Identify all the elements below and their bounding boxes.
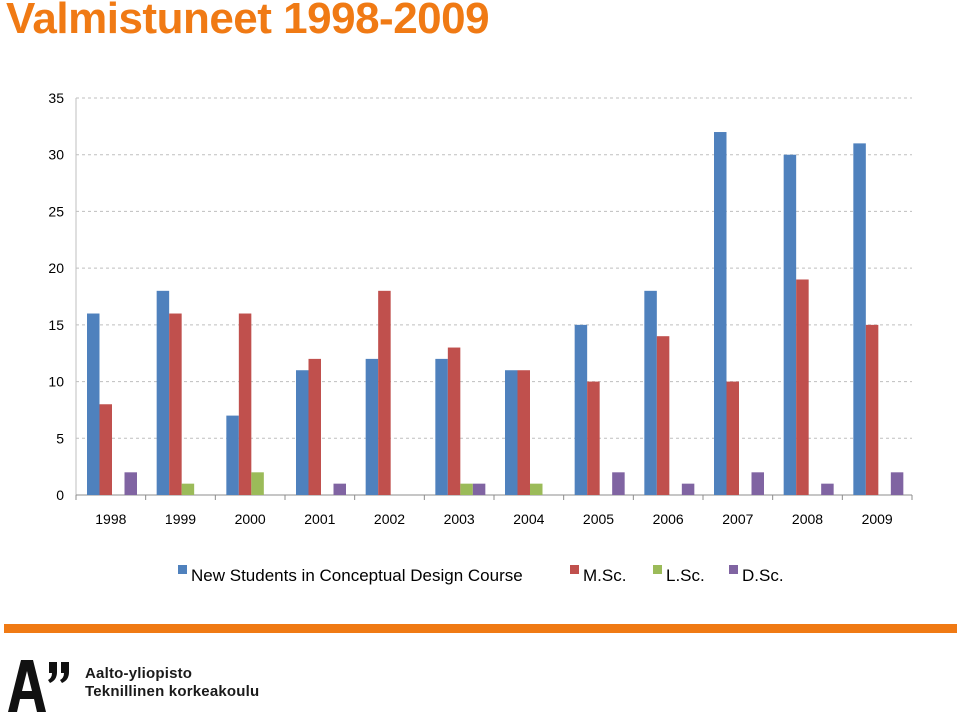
bar [333,483,346,495]
bar [890,472,904,495]
bar [124,472,137,495]
x-tick-label: 2003 [444,511,475,527]
legend-entry: L.Sc. [666,566,705,585]
bar [681,483,695,495]
brand-subtitle: Teknillinen korkeakoulu [85,683,260,700]
y-tick-label: 10 [48,374,64,390]
bar [783,154,797,495]
x-tick-label: 2007 [722,511,753,527]
bar [169,313,182,495]
bar [644,290,657,495]
bar [517,370,530,495]
bar [530,483,543,495]
bar [251,472,264,495]
y-tick-label: 25 [48,203,64,219]
bar [156,290,170,495]
brand-block: Aalto-yliopisto Teknillinen korkeakoulu [85,666,259,699]
y-tick-label: 15 [48,317,64,333]
y-tick-label: 0 [56,487,64,503]
bar [853,143,866,495]
page-title: Valmistuneet 1998-2009 [6,0,490,43]
bar [365,358,379,495]
bar [656,336,670,495]
bar [751,472,764,495]
y-tick-label: 35 [48,90,64,106]
x-tick-label: 1999 [165,511,196,527]
bar [181,483,195,495]
bar [714,132,727,495]
y-tick-label: 20 [48,260,64,276]
bar-chart: 0 5 10 15 20 25 30 35 1998 1999 2000 2001 2002 2003 20… [48,90,913,585]
bar [238,313,252,495]
bar [587,381,600,495]
x-tick-label: 1998 [95,511,126,527]
legend-swatch [570,565,579,574]
x-tick-label: 2005 [583,511,614,527]
bar [226,415,239,495]
bar [378,290,391,495]
x-tick-label: 2002 [374,511,405,527]
bar [308,358,321,495]
bar [505,370,518,495]
bar [726,381,739,495]
bar [472,483,486,495]
x-tick-label: 2006 [653,511,684,527]
brand-name: Aalto-yliopisto [85,665,193,682]
x-tick-label: 2000 [235,511,266,527]
legend-entry: D.Sc. [742,566,784,585]
x-tick-label: 2008 [792,511,823,527]
bar [447,347,461,495]
y-tick-label: 5 [56,430,64,446]
bar [612,472,625,495]
bar [296,370,309,495]
x-tick-label: 2004 [513,511,544,527]
bar [574,324,588,495]
legend-swatch [729,565,738,574]
bar [435,358,448,495]
legend-entry: M.Sc. [583,566,626,585]
legend-swatch [178,565,187,574]
x-tick-label: 2009 [862,511,893,527]
legend-entry: New Students in Conceptual Design Course [191,566,523,585]
y-tick-label: 30 [48,147,64,163]
bar [460,483,473,495]
bar [99,404,112,495]
bar [865,324,879,495]
bar [796,279,809,495]
aalto-logo-icon [8,660,69,712]
bar [821,483,834,495]
x-tick-label: 2001 [304,511,335,527]
footer-accent-bar [4,624,957,633]
legend-swatch [653,565,662,574]
bar [87,313,100,495]
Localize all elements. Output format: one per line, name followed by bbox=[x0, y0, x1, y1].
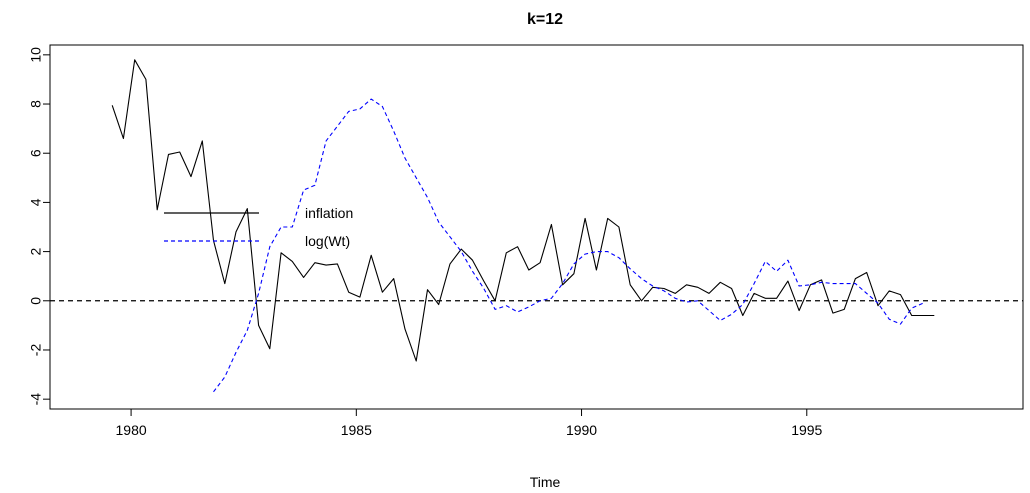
series-line-inflation bbox=[111, 59, 935, 362]
y-tick-label: 10 bbox=[28, 47, 44, 63]
y-tick-label: 2 bbox=[28, 247, 44, 255]
y-tick-label: -2 bbox=[28, 344, 44, 357]
x-tick-label: 1990 bbox=[566, 422, 597, 438]
y-tick-label: -4 bbox=[28, 393, 44, 406]
x-tick-label: 1980 bbox=[116, 422, 147, 438]
x-tick-label: 1985 bbox=[341, 422, 372, 438]
x-tick-label: 1995 bbox=[791, 422, 822, 438]
series-line-log-wt bbox=[213, 98, 924, 393]
legend-label: inflation bbox=[305, 205, 353, 221]
y-tick-label: 6 bbox=[28, 149, 44, 157]
y-tick-label: 8 bbox=[28, 100, 44, 108]
y-tick-label: 0 bbox=[28, 297, 44, 305]
y-tick-label: 4 bbox=[28, 198, 44, 206]
chart-title: k=12 bbox=[527, 11, 563, 28]
legend-label: log(Wt) bbox=[305, 233, 350, 249]
x-axis-title: Time bbox=[530, 474, 561, 490]
plot-frame bbox=[49, 44, 1024, 410]
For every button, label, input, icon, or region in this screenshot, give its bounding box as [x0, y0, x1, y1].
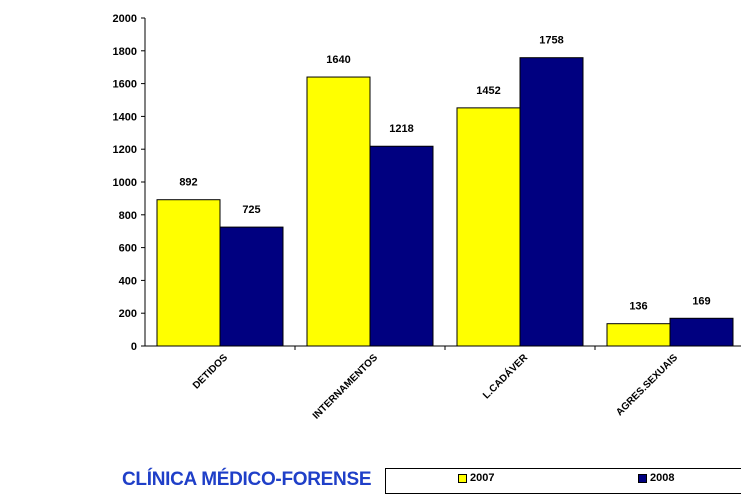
- legend-swatch-2007: [458, 473, 467, 483]
- legend-item-2008: 2008: [638, 472, 674, 484]
- chart-bars: [156, 57, 734, 347]
- category-label-1: INTERNAMENTOS: [311, 352, 381, 422]
- y-tick-label: 1200: [113, 144, 137, 156]
- y-tick-label: 200: [119, 308, 137, 320]
- y-tick-label: 2000: [113, 13, 137, 25]
- data-label-2007-1: 1640: [326, 54, 350, 66]
- bar-2007-1: [306, 76, 371, 347]
- bar-2007-0: [156, 199, 221, 347]
- category-label-3: AGRES.SEXUAIS: [614, 352, 680, 418]
- legend-label-2008: 2008: [650, 472, 675, 484]
- footer-title: CLÍNICA MÉDICO-FORENSE: [122, 469, 372, 490]
- bar-2007-2: [456, 107, 521, 347]
- data-label-2008-1: 1218: [389, 123, 413, 135]
- y-tick-label: 1400: [113, 111, 137, 123]
- bar-2008-1: [369, 145, 434, 347]
- y-tick-label: 400: [119, 275, 137, 287]
- data-label-2008-2: 1758: [539, 35, 563, 47]
- data-label-2008-3: 169: [692, 295, 710, 307]
- y-tick-label: 600: [119, 243, 137, 255]
- bar-2008-0: [219, 226, 284, 347]
- legend-swatch-2008: [638, 473, 647, 483]
- legend-item-2007: 2007: [458, 472, 494, 484]
- chart-legend: 2007 2008: [385, 468, 741, 494]
- legend-label-2007: 2007: [470, 472, 495, 484]
- data-label-2007-0: 892: [179, 177, 197, 189]
- data-label-2007-2: 1452: [476, 85, 500, 97]
- bar-2008-2: [519, 57, 584, 347]
- y-tick-label: 0: [131, 341, 137, 353]
- category-label-2: L.CADÁVER: [480, 350, 531, 401]
- data-label-2007-3: 136: [629, 301, 647, 313]
- chart-axes: 0 200 400 600 800 1000 1200 1400 1600 1800 2000: [113, 13, 741, 353]
- y-tick-label: 1000: [113, 177, 137, 189]
- y-tick-label: 1600: [113, 79, 137, 91]
- category-label-0: DETIDOS: [191, 352, 230, 391]
- y-tick-label: 800: [119, 210, 137, 222]
- bar-chart: 0 200 400 600 800 1000 1200 1400 1600 1800 2000 89…: [113, 13, 741, 422]
- data-label-2008-0: 725: [242, 204, 260, 216]
- y-tick-label: 1800: [113, 46, 137, 58]
- bar-2008-3: [669, 317, 734, 347]
- bar-2007-3: [606, 323, 671, 347]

* * *

*WHAT THIS TASK INVOLVES*:
Rewrite the lines starting at the one containing "series-line-inflation bbox=[111, 59, 935, 362]" and ending at the one containing "x-tick-label: 1980 bbox=[116, 422, 147, 438]", swapping "y-tick-label" for "y-axis-label" and leaving everything else unchanged.

*WORKED SOLUTION*:
series-line-inflation bbox=[111, 59, 935, 362]
y-axis-label: 10 bbox=[28, 47, 44, 63]
y-axis-label: 2 bbox=[28, 247, 44, 255]
y-axis-label: -2 bbox=[28, 344, 44, 357]
x-tick-label: 1990 bbox=[566, 422, 597, 438]
y-axis-label: -4 bbox=[28, 393, 44, 406]
x-tick-label: 1980 bbox=[116, 422, 147, 438]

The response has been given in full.